> DATA SUPPLIED
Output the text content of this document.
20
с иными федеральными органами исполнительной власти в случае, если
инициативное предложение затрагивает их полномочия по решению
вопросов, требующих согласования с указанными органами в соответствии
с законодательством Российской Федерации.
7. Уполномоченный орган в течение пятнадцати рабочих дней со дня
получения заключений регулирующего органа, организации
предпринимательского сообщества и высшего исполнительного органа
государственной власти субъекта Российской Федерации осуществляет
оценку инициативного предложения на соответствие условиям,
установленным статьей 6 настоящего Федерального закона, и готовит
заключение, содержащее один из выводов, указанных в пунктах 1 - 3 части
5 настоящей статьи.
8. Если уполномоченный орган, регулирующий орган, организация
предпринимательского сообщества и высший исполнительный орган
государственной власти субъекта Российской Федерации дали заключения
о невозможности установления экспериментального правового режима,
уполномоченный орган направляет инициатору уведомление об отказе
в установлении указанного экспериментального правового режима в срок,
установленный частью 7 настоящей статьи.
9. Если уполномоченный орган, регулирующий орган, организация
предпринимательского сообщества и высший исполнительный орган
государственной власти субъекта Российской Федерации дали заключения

> PROBLEM DESCRIPTION
Pick out and copy the lines of the material that include the word "организация".

> SOLUTION FOR THIS PROBLEM
8. Если уполномоченный орган, регулирующий орган, организация
9. Если уполномоченный орган, регулирующий орган, организация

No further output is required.